--- What to do ---
Identify every line in the records below that contains the word "again", and copy each of those lines.

— begin Extracted material —

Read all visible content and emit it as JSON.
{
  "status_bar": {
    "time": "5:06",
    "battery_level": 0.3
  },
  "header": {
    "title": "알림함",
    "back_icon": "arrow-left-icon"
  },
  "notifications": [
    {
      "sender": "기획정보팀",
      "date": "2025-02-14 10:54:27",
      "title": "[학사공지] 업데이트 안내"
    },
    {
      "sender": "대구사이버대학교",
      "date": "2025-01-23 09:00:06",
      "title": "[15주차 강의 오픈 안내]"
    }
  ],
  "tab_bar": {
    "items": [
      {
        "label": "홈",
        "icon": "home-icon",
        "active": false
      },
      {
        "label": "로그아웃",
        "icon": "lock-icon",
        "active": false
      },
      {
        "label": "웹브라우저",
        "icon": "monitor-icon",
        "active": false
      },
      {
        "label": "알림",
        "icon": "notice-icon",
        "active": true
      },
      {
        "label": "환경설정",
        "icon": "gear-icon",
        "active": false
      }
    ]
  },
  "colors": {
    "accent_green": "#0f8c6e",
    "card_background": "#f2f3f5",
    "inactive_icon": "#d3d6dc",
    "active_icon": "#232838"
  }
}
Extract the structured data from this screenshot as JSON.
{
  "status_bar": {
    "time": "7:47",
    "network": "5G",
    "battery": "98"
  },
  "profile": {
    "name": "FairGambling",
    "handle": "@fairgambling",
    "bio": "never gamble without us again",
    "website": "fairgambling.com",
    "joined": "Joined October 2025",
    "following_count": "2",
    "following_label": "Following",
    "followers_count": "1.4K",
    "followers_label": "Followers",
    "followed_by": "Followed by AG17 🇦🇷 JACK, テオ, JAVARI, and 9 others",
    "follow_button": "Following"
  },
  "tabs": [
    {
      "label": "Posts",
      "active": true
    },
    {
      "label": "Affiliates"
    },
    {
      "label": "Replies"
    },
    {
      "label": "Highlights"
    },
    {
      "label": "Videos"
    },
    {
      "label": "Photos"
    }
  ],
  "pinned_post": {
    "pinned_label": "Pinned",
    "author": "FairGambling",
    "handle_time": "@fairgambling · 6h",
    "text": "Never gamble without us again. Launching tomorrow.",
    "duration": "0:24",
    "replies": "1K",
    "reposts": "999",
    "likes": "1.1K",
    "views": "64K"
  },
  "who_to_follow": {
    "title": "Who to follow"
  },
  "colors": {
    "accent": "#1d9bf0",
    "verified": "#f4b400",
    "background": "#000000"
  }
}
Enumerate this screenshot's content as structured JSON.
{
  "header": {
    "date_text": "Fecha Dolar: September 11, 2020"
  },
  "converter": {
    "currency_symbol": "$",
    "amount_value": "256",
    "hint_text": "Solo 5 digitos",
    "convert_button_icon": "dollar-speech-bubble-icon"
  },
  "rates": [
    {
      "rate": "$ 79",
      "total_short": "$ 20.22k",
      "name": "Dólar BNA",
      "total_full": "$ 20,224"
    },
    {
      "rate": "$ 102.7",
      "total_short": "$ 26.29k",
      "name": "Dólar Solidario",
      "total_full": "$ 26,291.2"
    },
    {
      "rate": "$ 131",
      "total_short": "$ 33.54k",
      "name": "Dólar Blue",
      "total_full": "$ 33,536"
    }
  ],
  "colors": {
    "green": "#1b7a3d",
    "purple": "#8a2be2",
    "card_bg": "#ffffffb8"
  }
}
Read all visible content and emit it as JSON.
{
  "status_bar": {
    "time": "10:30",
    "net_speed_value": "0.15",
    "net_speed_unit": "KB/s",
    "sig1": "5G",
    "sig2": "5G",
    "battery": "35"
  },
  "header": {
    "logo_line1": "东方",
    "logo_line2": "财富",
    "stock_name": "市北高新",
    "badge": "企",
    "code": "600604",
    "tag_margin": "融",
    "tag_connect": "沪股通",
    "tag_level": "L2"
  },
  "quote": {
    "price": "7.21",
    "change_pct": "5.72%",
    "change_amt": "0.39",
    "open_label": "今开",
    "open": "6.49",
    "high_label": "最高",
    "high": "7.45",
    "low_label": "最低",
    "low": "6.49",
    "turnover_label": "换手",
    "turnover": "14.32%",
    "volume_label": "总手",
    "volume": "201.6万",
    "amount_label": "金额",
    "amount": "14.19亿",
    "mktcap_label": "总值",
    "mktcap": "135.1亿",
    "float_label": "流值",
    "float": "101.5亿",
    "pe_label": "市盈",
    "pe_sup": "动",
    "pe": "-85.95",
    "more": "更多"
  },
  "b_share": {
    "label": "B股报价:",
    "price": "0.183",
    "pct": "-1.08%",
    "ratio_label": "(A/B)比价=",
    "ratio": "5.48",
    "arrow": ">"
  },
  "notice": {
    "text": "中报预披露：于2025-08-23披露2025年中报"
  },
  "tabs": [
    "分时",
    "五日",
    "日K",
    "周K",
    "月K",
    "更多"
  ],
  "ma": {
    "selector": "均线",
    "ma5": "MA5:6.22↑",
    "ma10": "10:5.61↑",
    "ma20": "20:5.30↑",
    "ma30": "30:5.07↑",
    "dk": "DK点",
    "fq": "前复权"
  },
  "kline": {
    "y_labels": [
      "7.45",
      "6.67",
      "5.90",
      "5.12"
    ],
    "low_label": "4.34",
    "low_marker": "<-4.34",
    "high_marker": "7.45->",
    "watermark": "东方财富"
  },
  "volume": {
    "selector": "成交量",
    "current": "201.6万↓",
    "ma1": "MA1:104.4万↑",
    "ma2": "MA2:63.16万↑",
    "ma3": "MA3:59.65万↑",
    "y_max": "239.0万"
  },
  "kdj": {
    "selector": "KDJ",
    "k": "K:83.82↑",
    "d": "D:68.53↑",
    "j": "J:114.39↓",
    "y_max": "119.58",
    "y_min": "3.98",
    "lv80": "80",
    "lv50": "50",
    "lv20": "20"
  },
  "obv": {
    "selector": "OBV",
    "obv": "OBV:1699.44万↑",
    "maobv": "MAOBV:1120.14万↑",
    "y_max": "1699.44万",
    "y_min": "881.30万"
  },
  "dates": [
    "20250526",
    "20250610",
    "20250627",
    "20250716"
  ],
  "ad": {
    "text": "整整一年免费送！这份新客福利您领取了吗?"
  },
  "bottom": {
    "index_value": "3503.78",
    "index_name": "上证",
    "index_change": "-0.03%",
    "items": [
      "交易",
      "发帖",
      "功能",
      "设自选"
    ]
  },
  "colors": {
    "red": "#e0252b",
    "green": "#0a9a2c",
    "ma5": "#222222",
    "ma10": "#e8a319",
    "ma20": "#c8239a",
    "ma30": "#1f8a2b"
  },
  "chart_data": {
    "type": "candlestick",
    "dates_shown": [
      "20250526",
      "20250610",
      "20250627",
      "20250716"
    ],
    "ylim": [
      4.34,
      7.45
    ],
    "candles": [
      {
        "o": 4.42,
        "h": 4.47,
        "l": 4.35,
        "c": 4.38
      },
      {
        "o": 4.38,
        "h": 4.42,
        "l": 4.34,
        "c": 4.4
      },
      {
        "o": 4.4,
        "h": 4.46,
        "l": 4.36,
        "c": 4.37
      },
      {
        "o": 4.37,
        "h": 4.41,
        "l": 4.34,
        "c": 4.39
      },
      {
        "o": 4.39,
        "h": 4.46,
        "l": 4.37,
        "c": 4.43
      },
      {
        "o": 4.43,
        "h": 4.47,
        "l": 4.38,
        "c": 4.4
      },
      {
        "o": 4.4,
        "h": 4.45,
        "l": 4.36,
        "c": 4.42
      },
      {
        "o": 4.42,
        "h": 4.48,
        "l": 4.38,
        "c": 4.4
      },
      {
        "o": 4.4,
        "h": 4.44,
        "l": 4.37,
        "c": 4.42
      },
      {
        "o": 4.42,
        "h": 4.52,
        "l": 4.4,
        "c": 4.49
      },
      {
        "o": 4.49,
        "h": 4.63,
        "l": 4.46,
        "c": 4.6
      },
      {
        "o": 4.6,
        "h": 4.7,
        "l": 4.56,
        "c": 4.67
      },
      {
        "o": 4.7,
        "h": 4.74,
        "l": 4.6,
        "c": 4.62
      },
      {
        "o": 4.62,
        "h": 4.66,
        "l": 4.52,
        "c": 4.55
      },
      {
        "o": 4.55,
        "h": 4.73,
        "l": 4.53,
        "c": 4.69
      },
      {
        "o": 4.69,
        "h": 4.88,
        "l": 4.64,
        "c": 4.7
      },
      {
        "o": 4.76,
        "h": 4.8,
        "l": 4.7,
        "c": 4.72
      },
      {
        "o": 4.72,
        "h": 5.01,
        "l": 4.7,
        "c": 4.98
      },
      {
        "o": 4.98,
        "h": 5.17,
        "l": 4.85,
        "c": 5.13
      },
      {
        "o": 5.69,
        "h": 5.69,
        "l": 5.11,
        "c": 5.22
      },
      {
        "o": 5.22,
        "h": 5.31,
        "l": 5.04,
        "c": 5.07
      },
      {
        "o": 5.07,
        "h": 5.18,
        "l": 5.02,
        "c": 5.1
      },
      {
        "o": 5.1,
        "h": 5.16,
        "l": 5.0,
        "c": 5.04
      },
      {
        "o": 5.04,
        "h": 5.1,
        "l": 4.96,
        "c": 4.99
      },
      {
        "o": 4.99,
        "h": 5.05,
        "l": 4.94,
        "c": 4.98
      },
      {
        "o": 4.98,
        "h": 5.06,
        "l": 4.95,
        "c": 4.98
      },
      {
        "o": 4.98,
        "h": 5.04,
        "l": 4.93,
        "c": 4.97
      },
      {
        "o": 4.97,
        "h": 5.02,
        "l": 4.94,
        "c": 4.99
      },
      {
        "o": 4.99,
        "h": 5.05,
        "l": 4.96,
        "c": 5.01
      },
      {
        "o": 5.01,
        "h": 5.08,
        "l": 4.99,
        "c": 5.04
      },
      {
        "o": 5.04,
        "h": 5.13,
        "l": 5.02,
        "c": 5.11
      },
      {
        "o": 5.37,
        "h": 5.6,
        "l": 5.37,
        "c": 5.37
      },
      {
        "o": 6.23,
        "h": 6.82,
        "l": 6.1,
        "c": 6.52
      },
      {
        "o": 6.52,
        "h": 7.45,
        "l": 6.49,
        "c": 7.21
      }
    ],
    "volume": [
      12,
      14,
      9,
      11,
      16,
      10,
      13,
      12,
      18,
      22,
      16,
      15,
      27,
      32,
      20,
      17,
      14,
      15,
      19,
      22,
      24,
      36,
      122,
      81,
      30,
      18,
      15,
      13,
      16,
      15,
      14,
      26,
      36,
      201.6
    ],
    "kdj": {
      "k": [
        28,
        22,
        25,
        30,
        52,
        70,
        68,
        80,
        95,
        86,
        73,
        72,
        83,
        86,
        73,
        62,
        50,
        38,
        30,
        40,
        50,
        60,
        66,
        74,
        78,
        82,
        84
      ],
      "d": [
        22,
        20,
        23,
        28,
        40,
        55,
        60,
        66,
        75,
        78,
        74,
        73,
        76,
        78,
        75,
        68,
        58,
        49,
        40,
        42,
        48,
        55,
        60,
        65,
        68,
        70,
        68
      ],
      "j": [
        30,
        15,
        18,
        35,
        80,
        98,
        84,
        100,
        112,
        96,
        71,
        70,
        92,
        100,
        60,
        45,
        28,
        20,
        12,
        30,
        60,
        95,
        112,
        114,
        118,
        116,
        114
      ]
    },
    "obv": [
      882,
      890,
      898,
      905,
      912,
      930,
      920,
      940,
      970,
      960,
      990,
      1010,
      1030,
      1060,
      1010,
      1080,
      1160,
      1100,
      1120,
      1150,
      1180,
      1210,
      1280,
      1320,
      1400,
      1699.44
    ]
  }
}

— end Extracted material —

--- Answer to the problem ---
    "bio": "never gamble without us again",
    "text": "Never gamble without us again. Launching tomorrow.",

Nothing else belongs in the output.